## start TASK INPUT

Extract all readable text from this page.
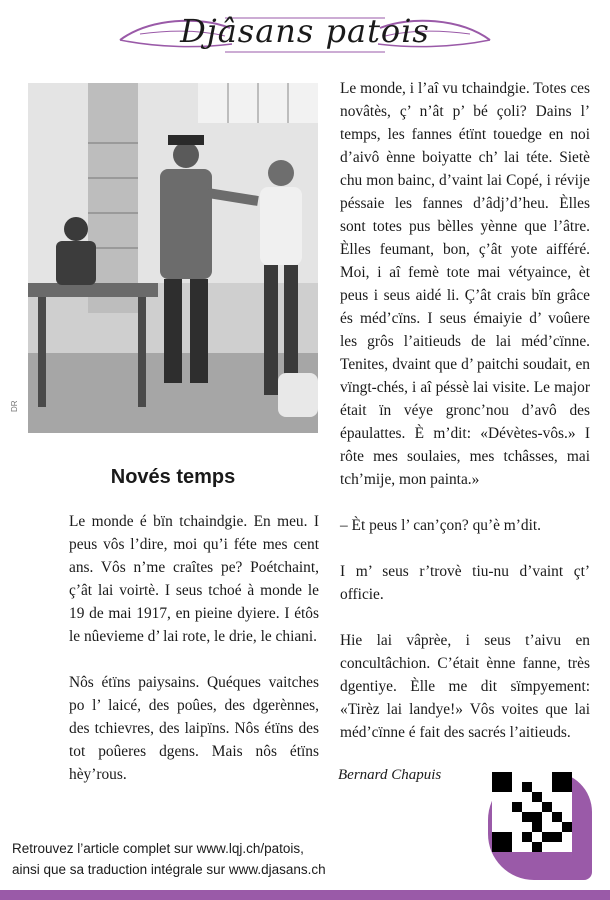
Djâsans patois
DR
Novés temps

Le monde é bïn tchaindgie. En meu. I peus vôs l’dire, moi qu’i féte mes cent ans. Vôs n’me craîtes pe? Poétchaint, ç’ât lai voirtè. I seus tchoé à monde le 19 de mai 1917, en pieine dyiere. I étôs le nûevieme d’ lai rote, le drie, le chiani.

Nôs étïns paiysains. Quéques vaitches po l’ laicé, des poûes, des dgerènnes, des tchievres, des laipïns. Nôs étïns des tot poûeres dgens. Mais nôs étïns hèy’rous.

Le monde, i l’aî vu tchaindgie. Totes ces novâtès, ç’ n’ât p’ bé çoli? Dains l’ temps, les fannes étïnt touedge en noi d’aivô ènne boiyatte ch’ lai téte. Sietè chu mon bainc, d’vaint lai Copé, i révije péssaie les fannes d’âdj’d’heu. Èlles sont totes pus bèlles yènne que l’âtre. Èlles feumant, bon, ç’ât yote aifféré. Moi, i aî femè tote mai vétyaince, èt peus i seus aidé li. Ç’ât crais bïn grâce és méd’cïns. I seus émaiyie d’ voûere les grôs l’aitieuds de lai méd’cïnne. Tenites, dvaint que d’ paitchi soudait, en vïngt-chés, i aî péssè lai visite. Le major était ïn véye gronc’nou d’avô des épaulattes. È m’dit: «Dévètes-vôs.» I rôte mes soulaies, mes tchâsses, mai tch’mije, mon painta.»

– Èt peus l’ can’çon? qu’è m’dit.

I m’ seus r’trovè tiu-nu d’vaint çt’ officie.

Hie lai vâprèe, i seus t’aivu en concultâchion. C’était ènne fanne, très dgentiye. Èlle me dit sïmpyement: «Tirèz lai landye!» Vôs voites que lai méd’cïnne é fait des sacrés l’aitieuds.

Bernard Chapuis
Retrouvez l’article complet sur www.lqj.ch/patois,
ainsi que sa traduction intégrale sur www.djasans.ch
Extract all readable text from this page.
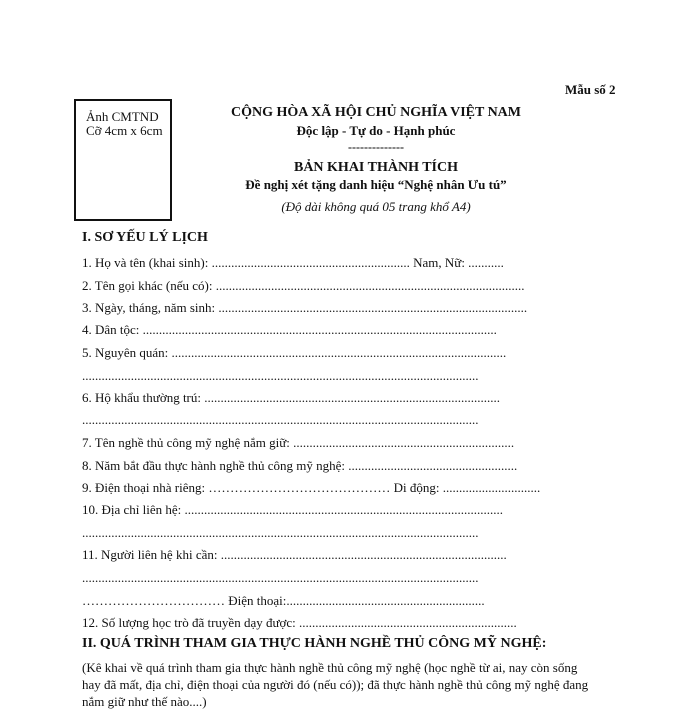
Mẫu số 2
Ảnh CMTND
Cỡ 4cm x 6cm
CỘNG HÒA XÃ HỘI CHỦ NGHĨA VIỆT NAM
Độc lập - Tự do - Hạnh phúc
--------------
BẢN KHAI THÀNH TÍCH
Đề nghị xét tặng danh hiệu “Nghệ nhân Ưu tú”
(Độ dài không quá 05 trang khổ A4)
I. SƠ YẾU LÝ LỊCH
1. Họ và tên (khai sinh): ............................................................. Nam, Nữ: ...........
2. Tên gọi khác (nếu có): ...............................................................................................
3. Ngày, tháng, năm sinh: ...............................................................................................
4. Dân tộc: .............................................................................................................
5. Nguyên quán: .......................................................................................................
..........................................................................................................................
6. Hộ khẩu thường trú: ...........................................................................................
..........................................................................................................................
7. Tên nghề thủ công mỹ nghệ nắm giữ: ....................................................................
8. Năm bắt đầu thực hành nghề thủ công mỹ nghệ: ....................................................
9. Điện thoại nhà riêng: …………………………………… Di động: ..............................
10. Địa chỉ liên hệ: ..................................................................................................
..........................................................................................................................
11. Người liên hệ khi cần: ........................................................................................
..........................................................................................................................
…………………………… Điện thoại:.............................................................
12. Số lượng học trò đã truyền dạy được: ...................................................................
II. QUÁ TRÌNH THAM GIA THỰC HÀNH NGHỀ THỦ CÔNG MỸ NGHỆ:
(Kê khai về quá trình tham gia thực hành nghề thủ công mỹ nghệ (học nghề từ ai, nay còn sống
hay đã mất, địa chỉ, điện thoại của người đó (nếu có)); đã thực hành nghề thủ công mỹ nghệ đang
nắm giữ như thế nào....)
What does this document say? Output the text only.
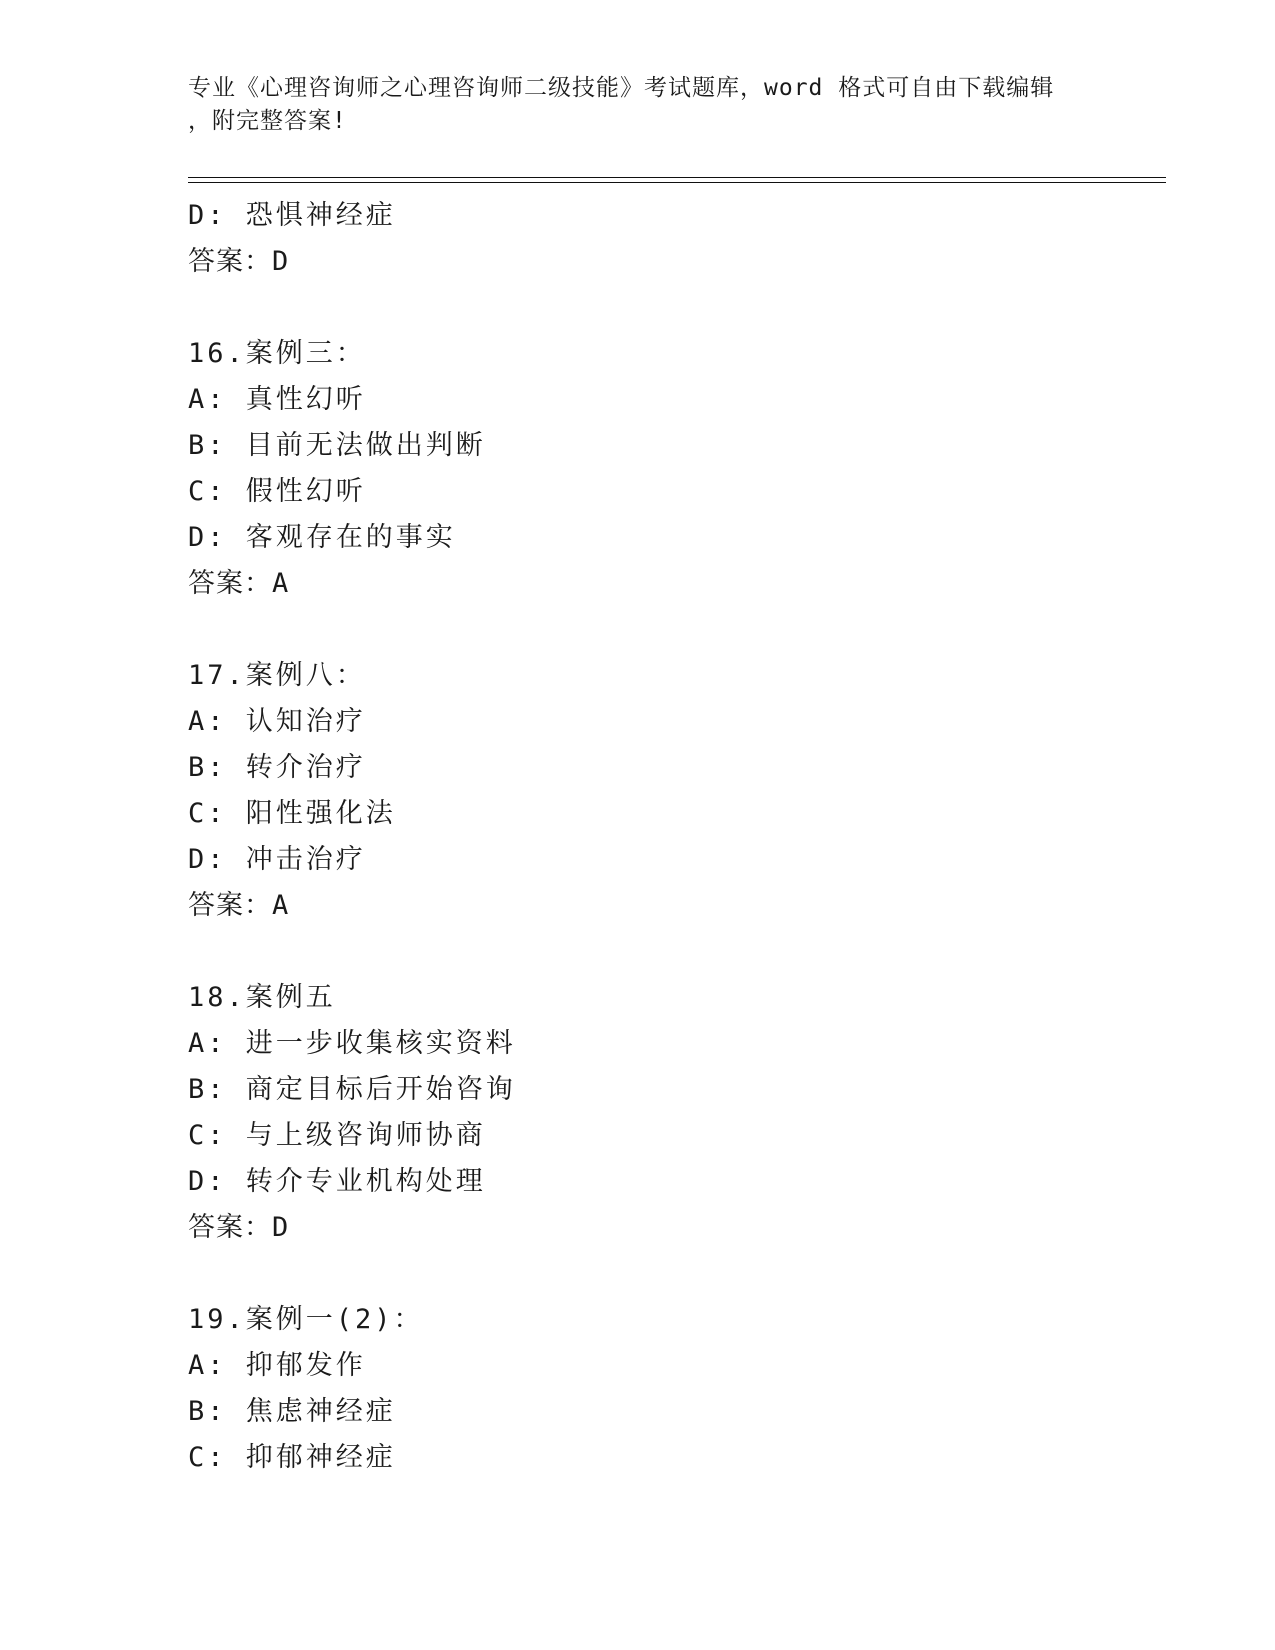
专业《心理咨询师之心理咨询师二级技能》考试题库，word 格式可自由下载编辑
，附完整答案!
D: 恐惧神经症
答案：D
16.案例三：
A: 真性幻听
B: 目前无法做出判断
C: 假性幻听
D: 客观存在的事实
答案：A
17.案例八：
A: 认知治疗
B: 转介治疗
C: 阳性强化法
D: 冲击治疗
答案：A
18.案例五
A: 进一步收集核实资料
B: 商定目标后开始咨询
C: 与上级咨询师协商
D: 转介专业机构处理
答案：D
19.案例一(2)：
A: 抑郁发作
B: 焦虑神经症
C: 抑郁神经症
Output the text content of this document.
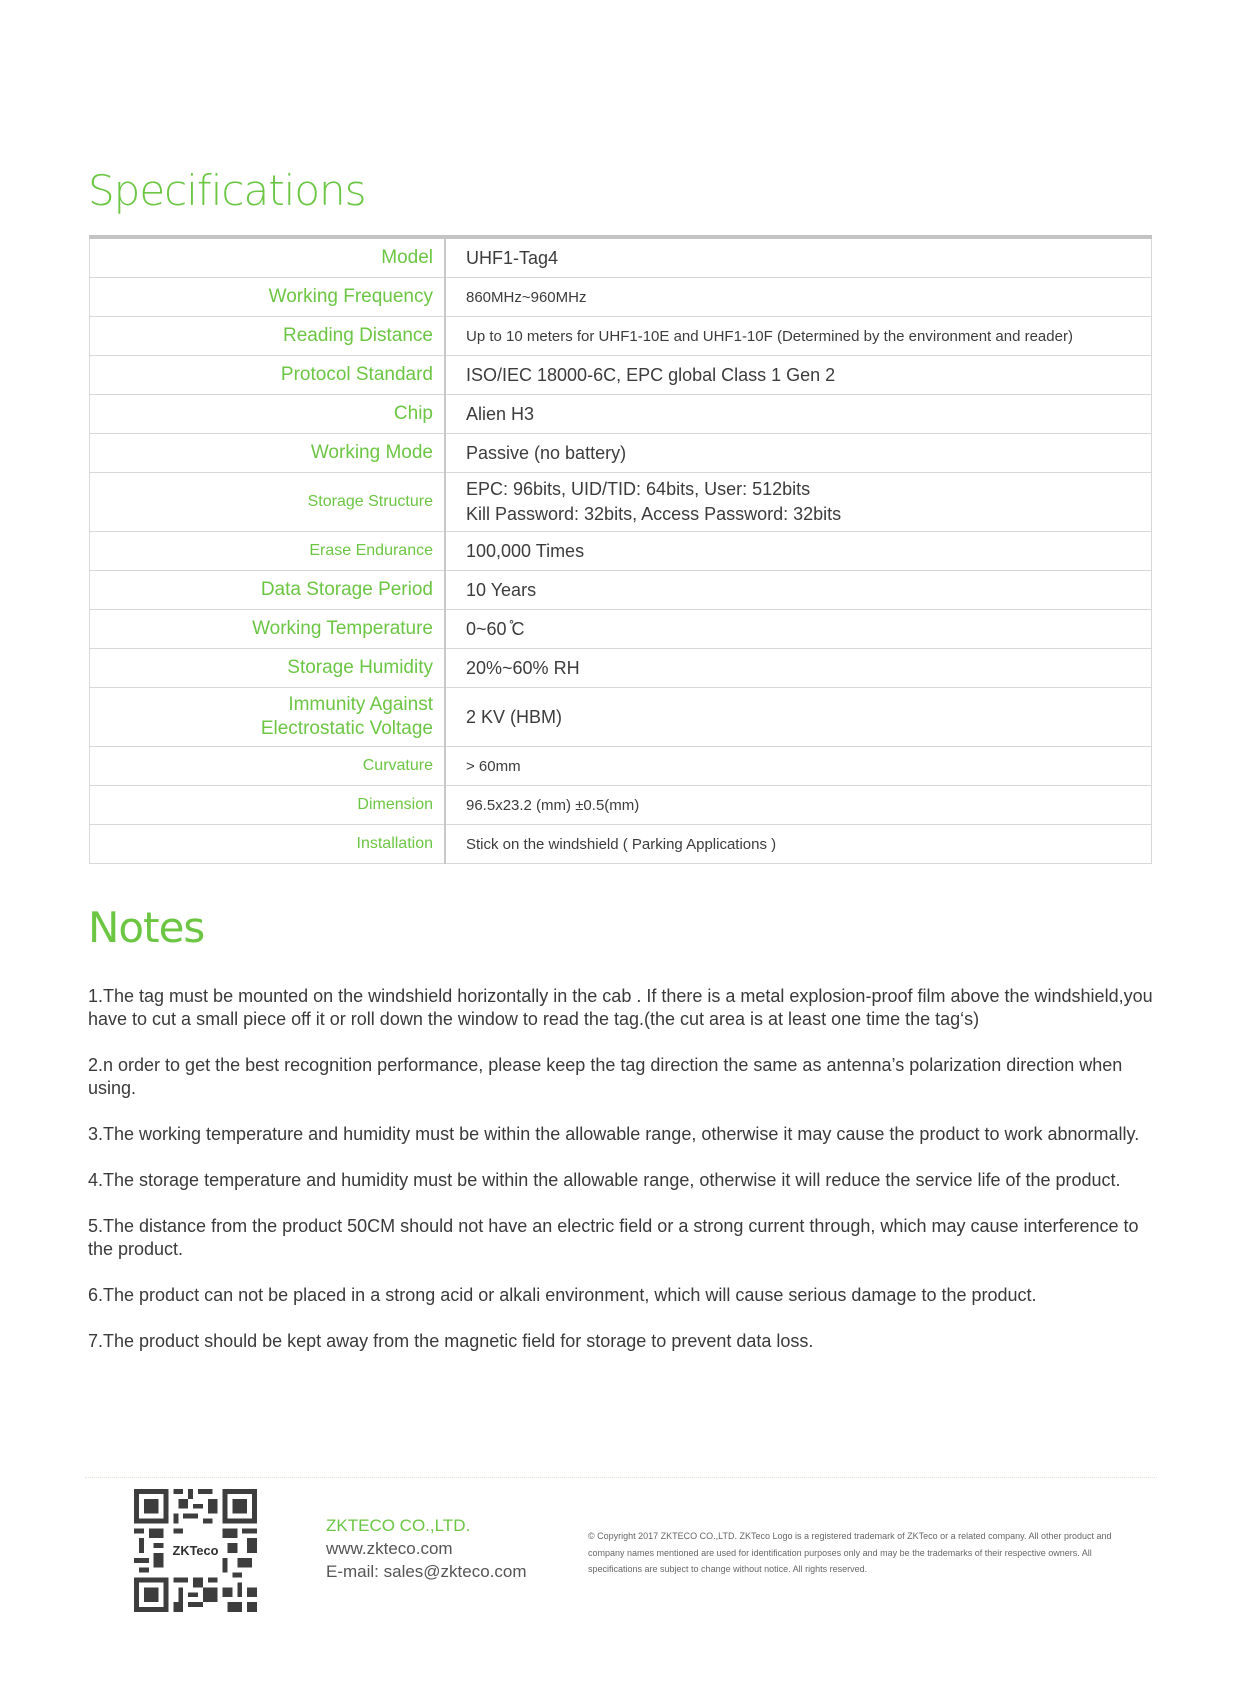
Specifications
Model	UHF1-Tag4
Working Frequency	860MHz~960MHz
Reading Distance	Up to 10 meters for UHF1-10E and UHF1-10F (Determined by the environment and reader)
Protocol Standard	ISO/IEC 18000-6C, EPC global Class 1 Gen 2
Chip	Alien H3
Working Mode	Passive (no battery)
Storage Structure	EPC: 96bits, UID/TID: 64bits, User: 512bits
Kill Password: 32bits, Access Password: 32bits

Erase Endurance	100,000 Times
Data Storage Period	10 Years
Working Temperature	0~60 ̊C
Storage Humidity	20%~60% RH

Immunity Against
Electrostatic Voltage	2 KV (HBM)
Curvature	> 60mm
Dimension	96.5x23.2 (mm) ±0.5(mm)
Installation	Stick on the windshield ( Parking Applications )
Notes

1.The tag must be mounted on the windshield horizontally in the cab . If there is a metal explosion-proof film above the windshield,you have to cut a small piece off it or roll down the window to read the tag.(the cut area is at least one time the tag‘s)

2.n order to get the best recognition performance, please keep the tag direction the same as antenna’s polarization direction when using.

3.The working temperature and humidity must be within the allowable range, otherwise it may cause the product to work abnormally.

4.The storage temperature and humidity must be within the allowable range, otherwise it will reduce the service life of the product.

5.The distance from the product 50CM should not have an electric field or a strong current through, which may cause interference to the product.

6.The product can not be placed in a strong acid or alkali environment, which will cause serious damage to the product.

7.The product should be kept away from the magnetic field for storage to prevent data loss.

ZKTeco
ZKTECO CO.,LTD.
www.zkteco.com
E-mail: sales@zkteco.com
© Copyright 2017 ZKTECO CO.,LTD. ZKTeco Logo is a registered trademark of ZKTeco or a related company. All other product and company names mentioned are used for identification purposes only and may be the trademarks of their respective owners. All specifications are subject to change without notice. All rights reserved.
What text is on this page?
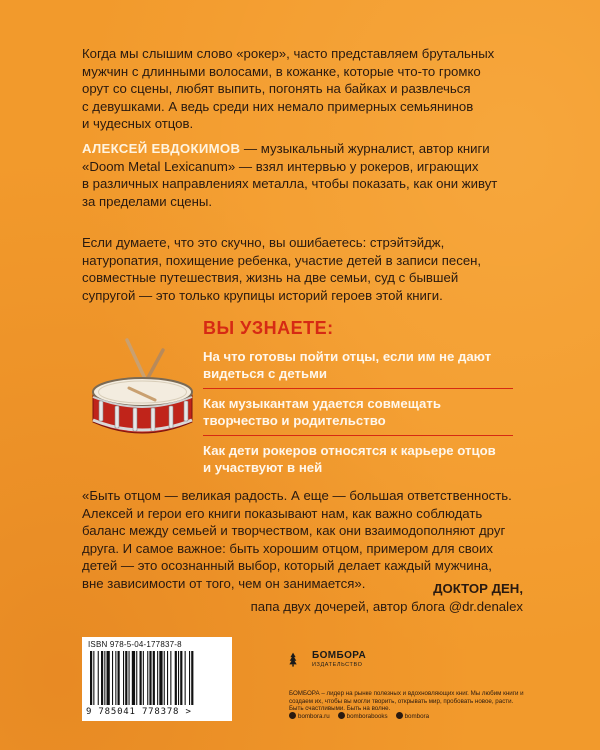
Когда мы слышим слово «рокер», часто представляем брутальных
мужчин с длинными волосами, в кожанке, которые что-то громко
орут со сцены, любят выпить, погонять на байках и развлечься
с девушками. А ведь среди них немало примерных семьянинов
и чудесных отцов.
АЛЕКСЕЙ ЕВДОКИМОВ — музыкальный журналист, автор книги
«Doom Metal Lexicanum» — взял интервью у рокеров, играющих
в различных направлениях металла, чтобы показать, как они живут
за пределами сцены.
Если думаете, что это скучно, вы ошибаетесь: стрэйтэйдж,
натуропатия, похищение ребенка, участие детей в записи песен,
совместные путешествия, жизнь на две семьи, суд с бывшей
супругой — это только крупицы историй героев этой книги.
ВЫ УЗНАЕТЕ:
На что готовы пойти отцы, если им не дают
видеться с детьми
Как музыкантам удается совмещать
творчество и родительство
Как дети рокеров относятся к карьере отцов
и участвуют в ней
«Быть отцом — великая радость. А еще — большая ответственность.
Алексей и герои его книги показывают нам, как важно соблюдать
баланс между семьей и творчеством, как они взаимодополняют друг
друга. И самое важное: быть хорошим отцом, примером для своих
детей — это осознанный выбор, который делает каждый мужчина,
вне зависимости от того, чем он занимается».	ДОКТОР ДЕН,
папа двух дочерей, автор блога @dr.denalex
ISBN 978-5-04-177837-8
9 785041 778378 >
БОМБОРА
ИЗДАТЕЛЬСТВО
БОМБОРА – лидер на рынке полезных и вдохновляющих книг. Мы любим книги и создаем их, чтобы вы могли творить, открывать мир, пробовать новое, расти. Быть счастливыми. Быть на волне.
bombora.ru	bomborabooks	bombora
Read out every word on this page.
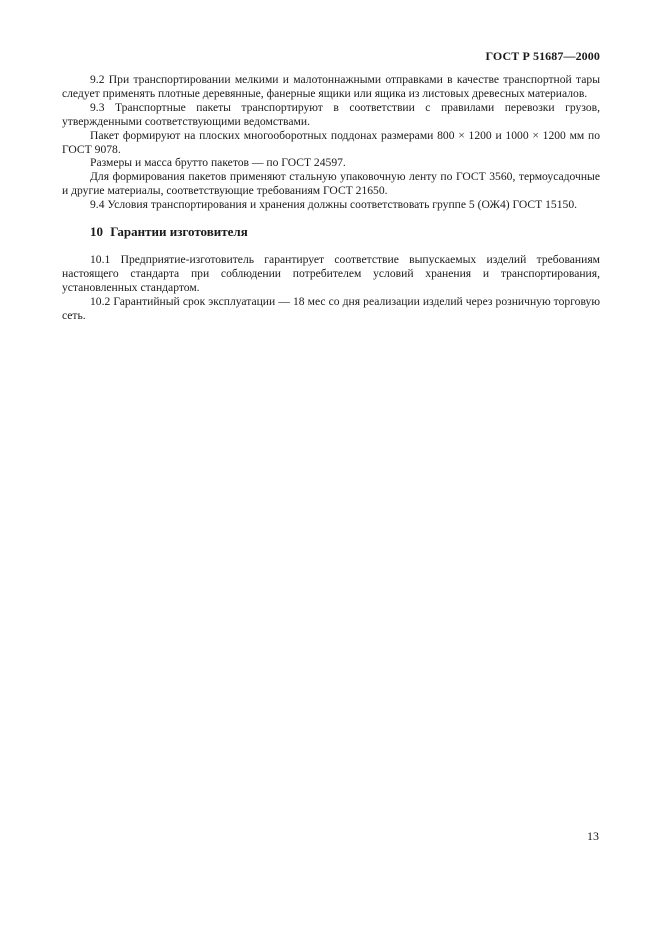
ГОСТ Р 51687—2000

9.2 При транспортировании мелкими и малотоннажными отправками в качестве транспортной тары следует применять плотные деревянные, фанерные ящики или ящика из листовых древесных материалов.

9.3 Транспортные пакеты транспортируют в соответствии с правилами перевозки грузов, утвержденными соответствующими ведомствами.

Пакет формируют на плоских многооборотных поддонах размерами 800 × 1200 и 1000 × 1200 мм по ГОСТ 9078.

Размеры и масса брутто пакетов — по ГОСТ 24597.

Для формирования пакетов применяют стальную упаковочную ленту по ГОСТ 3560, термоусадочные и другие материалы, соответствующие требованиям ГОСТ 21650.

9.4 Условия транспортирования и хранения должны соответствовать группе 5 (ОЖ4) ГОСТ 15150.

10 Гарантии изготовителя

10.1 Предприятие-изготовитель гарантирует соответствие выпускаемых изделий требованиям настоящего стандарта при соблюдении потребителем условий хранения и транспортирования, установленных стандартом.

10.2 Гарантийный срок эксплуатации — 18 мес со дня реализации изделий через розничную торговую сеть.

13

## end TASK INPUT

List the lines of the records where "изделий" occurs.

ANSWER FOR THE TASK:
10.1 Предприятие-изготовитель гарантирует соответствие выпускаемых изделий требованиям настоящего стандарта при соблюдении потребителем условий хранения и транспортирования, установленных стандартом.
10.2 Гарантийный срок эксплуатации — 18 мес со дня реализации изделий через розничную торговую сеть.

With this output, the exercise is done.